WHAT YOU WILL DO:
Go over the listing below line by line and tally those containing "title". Give only the tally.

TASK INPUTS:

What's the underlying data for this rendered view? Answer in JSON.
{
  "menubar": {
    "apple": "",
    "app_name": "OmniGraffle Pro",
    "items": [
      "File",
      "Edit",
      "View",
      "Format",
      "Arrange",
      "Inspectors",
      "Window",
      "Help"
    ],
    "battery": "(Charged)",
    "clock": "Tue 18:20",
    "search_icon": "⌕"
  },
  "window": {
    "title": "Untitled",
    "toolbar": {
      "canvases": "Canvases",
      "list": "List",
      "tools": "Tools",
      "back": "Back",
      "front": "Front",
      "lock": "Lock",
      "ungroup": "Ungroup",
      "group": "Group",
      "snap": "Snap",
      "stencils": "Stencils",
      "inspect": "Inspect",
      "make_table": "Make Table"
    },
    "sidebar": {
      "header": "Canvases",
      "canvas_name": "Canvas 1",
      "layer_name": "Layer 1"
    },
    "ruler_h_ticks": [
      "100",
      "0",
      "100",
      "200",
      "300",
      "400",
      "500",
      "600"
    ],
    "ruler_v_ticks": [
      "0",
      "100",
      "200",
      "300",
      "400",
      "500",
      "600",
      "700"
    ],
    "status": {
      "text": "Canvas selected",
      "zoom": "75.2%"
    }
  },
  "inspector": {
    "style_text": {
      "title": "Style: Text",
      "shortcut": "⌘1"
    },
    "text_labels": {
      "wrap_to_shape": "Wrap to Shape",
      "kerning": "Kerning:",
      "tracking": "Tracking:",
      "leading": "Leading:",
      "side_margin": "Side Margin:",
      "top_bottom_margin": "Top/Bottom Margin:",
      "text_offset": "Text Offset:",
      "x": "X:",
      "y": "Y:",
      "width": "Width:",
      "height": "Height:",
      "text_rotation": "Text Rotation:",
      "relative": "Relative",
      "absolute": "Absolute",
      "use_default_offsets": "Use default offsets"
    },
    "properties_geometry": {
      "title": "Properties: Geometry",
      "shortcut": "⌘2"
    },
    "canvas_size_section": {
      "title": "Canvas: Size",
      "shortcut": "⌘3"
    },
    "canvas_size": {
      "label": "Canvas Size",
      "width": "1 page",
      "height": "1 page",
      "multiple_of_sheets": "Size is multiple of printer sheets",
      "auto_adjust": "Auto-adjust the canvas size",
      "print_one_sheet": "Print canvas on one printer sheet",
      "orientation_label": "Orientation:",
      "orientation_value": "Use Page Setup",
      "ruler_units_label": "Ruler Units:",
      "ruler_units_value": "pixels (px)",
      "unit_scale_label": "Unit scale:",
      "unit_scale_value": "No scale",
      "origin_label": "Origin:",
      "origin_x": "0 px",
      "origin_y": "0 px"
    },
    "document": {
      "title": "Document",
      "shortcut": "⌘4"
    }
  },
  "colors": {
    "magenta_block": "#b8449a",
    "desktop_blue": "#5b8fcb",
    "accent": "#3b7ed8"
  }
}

RESPONSE TO THE EXERCISE:
5